Find the string "Scheduled" in the records. Copy every line it appears in.
START Information shown
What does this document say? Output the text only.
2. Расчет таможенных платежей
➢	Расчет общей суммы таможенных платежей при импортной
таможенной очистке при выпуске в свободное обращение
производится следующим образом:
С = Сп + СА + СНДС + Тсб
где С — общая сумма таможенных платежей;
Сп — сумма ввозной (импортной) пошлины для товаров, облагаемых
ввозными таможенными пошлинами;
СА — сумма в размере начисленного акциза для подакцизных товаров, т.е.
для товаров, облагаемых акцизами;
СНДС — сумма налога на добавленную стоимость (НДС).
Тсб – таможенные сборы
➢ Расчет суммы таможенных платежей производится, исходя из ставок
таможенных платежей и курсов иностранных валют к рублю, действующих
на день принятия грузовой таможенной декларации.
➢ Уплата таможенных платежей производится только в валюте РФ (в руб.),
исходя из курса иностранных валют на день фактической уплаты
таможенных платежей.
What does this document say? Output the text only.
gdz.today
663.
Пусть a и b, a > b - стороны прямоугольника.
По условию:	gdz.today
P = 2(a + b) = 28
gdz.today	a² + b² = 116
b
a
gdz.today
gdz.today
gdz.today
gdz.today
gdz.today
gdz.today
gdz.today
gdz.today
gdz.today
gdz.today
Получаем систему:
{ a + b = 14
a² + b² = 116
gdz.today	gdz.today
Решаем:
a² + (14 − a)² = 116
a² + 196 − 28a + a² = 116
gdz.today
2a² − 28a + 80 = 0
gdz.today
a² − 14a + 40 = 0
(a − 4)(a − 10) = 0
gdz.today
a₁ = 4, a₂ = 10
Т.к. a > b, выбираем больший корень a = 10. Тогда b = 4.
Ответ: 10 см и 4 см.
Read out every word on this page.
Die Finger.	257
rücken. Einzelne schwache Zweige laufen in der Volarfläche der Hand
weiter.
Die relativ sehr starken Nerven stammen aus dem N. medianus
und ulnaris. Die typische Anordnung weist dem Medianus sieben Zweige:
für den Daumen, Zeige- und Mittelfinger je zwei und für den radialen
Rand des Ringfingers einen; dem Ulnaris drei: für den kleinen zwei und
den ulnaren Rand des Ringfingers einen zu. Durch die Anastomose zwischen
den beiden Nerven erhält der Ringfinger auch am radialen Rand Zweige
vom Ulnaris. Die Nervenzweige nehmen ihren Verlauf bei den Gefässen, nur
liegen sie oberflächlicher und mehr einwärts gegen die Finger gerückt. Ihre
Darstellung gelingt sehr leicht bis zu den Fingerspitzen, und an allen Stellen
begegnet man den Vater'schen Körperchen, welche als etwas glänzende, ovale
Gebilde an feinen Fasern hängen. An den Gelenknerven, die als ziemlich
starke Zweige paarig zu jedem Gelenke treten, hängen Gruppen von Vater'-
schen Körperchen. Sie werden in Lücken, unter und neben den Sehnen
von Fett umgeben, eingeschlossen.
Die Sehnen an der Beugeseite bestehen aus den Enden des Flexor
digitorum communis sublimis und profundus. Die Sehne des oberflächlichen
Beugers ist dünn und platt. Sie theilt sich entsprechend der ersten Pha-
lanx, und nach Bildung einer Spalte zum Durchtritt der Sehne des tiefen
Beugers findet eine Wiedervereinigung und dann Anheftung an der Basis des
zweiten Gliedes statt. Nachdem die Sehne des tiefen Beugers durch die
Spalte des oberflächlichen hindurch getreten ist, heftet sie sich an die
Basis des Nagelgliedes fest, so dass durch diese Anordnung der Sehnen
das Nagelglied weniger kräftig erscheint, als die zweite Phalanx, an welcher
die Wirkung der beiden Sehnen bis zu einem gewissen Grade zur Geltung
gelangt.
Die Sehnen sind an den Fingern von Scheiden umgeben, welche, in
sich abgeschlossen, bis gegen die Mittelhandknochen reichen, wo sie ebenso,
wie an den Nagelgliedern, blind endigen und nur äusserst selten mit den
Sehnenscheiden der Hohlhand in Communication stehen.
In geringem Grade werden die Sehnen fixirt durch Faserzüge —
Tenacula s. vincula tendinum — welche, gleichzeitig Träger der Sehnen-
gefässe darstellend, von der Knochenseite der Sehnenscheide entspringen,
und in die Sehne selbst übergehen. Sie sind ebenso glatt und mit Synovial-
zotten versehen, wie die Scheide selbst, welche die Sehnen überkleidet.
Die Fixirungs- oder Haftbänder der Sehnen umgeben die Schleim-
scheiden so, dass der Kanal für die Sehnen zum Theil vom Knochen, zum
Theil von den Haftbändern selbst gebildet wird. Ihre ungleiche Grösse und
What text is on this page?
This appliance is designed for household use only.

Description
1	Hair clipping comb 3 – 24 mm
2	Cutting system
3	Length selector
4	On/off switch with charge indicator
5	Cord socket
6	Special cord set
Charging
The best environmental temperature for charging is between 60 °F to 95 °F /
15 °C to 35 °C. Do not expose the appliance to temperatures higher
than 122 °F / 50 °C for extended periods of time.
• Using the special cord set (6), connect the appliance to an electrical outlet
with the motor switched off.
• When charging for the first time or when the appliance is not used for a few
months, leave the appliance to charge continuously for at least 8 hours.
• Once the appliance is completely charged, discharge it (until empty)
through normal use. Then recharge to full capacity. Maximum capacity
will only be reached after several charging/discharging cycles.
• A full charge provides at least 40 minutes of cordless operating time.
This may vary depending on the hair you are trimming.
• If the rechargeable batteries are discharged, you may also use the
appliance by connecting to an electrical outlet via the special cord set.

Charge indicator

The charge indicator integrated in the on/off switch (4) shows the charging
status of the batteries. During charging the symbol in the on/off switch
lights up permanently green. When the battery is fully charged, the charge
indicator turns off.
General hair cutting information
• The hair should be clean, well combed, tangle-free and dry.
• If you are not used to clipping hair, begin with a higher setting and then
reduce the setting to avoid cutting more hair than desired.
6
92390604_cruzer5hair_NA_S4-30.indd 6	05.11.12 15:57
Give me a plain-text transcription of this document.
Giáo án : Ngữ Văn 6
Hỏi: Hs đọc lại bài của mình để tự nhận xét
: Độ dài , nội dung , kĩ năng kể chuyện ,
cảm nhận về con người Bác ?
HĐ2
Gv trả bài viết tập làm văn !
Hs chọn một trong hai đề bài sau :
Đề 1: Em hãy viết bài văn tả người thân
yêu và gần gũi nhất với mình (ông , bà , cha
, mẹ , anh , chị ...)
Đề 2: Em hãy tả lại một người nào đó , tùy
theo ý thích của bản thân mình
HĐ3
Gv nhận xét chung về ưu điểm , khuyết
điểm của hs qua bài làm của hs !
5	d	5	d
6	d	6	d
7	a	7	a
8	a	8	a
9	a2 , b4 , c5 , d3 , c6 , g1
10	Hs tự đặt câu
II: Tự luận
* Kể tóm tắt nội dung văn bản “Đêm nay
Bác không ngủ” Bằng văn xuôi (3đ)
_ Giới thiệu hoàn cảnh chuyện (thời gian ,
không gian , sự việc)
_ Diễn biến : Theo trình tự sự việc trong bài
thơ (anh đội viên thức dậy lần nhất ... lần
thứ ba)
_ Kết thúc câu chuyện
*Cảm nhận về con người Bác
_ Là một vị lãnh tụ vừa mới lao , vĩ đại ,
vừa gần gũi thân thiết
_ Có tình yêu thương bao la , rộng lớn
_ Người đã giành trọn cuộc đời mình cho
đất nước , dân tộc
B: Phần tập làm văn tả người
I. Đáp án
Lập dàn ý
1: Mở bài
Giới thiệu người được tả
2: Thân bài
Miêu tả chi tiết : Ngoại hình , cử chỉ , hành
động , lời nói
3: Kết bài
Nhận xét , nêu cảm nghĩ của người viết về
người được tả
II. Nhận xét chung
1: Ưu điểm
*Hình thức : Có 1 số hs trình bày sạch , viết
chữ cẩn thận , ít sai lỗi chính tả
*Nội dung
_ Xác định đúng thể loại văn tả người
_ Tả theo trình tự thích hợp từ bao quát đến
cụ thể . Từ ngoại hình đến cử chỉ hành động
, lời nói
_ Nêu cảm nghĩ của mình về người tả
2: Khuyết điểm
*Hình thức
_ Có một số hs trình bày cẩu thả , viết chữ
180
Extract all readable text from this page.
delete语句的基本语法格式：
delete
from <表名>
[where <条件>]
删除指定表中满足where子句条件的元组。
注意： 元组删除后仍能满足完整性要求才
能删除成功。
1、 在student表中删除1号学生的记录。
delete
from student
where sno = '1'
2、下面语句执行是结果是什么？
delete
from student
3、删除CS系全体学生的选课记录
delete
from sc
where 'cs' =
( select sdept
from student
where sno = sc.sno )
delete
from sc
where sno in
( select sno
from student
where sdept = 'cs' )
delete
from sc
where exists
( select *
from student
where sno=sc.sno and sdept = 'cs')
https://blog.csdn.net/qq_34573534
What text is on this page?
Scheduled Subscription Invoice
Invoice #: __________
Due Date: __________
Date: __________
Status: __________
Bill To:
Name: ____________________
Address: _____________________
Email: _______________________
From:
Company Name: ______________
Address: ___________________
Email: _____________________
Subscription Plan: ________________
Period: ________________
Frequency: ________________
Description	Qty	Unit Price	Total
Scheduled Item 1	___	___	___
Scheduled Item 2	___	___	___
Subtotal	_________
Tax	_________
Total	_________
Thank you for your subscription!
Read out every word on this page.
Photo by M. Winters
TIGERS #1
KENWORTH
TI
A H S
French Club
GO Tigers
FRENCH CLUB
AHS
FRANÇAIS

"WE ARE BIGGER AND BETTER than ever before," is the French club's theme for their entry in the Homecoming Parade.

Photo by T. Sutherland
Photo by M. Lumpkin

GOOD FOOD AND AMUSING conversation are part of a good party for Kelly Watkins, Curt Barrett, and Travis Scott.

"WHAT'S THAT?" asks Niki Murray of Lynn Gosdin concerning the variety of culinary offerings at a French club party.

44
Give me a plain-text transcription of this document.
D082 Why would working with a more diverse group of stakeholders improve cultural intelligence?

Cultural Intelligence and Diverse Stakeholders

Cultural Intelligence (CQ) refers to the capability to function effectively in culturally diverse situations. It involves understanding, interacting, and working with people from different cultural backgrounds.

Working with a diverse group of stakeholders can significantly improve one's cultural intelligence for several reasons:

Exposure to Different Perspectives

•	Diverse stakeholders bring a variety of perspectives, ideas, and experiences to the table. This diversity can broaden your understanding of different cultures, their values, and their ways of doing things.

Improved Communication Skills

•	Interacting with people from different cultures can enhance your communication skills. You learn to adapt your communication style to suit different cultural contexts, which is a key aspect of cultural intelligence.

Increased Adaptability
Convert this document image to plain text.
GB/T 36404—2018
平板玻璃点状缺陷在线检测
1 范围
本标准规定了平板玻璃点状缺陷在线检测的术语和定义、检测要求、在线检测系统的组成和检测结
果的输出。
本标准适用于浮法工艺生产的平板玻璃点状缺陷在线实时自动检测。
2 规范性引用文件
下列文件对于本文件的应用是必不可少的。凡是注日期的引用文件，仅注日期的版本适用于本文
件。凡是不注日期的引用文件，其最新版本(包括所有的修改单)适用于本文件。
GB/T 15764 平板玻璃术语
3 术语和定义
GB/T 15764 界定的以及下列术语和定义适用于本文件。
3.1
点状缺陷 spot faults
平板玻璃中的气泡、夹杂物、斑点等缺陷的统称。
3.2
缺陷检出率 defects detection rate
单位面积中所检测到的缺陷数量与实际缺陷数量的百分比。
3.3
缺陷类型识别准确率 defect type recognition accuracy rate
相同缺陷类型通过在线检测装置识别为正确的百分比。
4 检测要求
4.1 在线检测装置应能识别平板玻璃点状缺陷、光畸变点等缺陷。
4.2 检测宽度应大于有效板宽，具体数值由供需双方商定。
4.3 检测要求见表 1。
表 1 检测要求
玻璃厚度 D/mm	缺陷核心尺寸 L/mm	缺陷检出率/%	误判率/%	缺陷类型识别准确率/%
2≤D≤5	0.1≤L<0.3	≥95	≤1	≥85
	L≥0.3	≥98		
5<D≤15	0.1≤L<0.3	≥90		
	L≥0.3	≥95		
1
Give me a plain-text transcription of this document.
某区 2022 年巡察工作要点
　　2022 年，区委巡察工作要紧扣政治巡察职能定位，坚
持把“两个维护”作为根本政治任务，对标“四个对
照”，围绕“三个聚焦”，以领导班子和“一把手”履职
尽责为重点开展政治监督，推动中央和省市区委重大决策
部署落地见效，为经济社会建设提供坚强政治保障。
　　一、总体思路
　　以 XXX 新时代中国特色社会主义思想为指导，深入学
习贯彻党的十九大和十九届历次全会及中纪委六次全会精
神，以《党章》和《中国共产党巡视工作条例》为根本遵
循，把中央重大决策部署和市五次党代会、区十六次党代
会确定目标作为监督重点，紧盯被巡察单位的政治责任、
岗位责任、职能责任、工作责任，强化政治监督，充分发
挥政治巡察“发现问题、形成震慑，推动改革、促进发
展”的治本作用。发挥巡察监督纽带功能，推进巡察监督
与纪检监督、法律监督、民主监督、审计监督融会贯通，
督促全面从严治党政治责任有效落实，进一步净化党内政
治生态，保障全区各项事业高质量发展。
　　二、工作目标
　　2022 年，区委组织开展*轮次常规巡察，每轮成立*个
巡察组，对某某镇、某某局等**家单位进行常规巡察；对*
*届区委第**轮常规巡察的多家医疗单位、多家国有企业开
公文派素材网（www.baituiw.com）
END Information shown
Solution to the problem —
Scheduled Subscription Invoice
Scheduled Item 1	___	___	___
Scheduled Item 2	___	___	___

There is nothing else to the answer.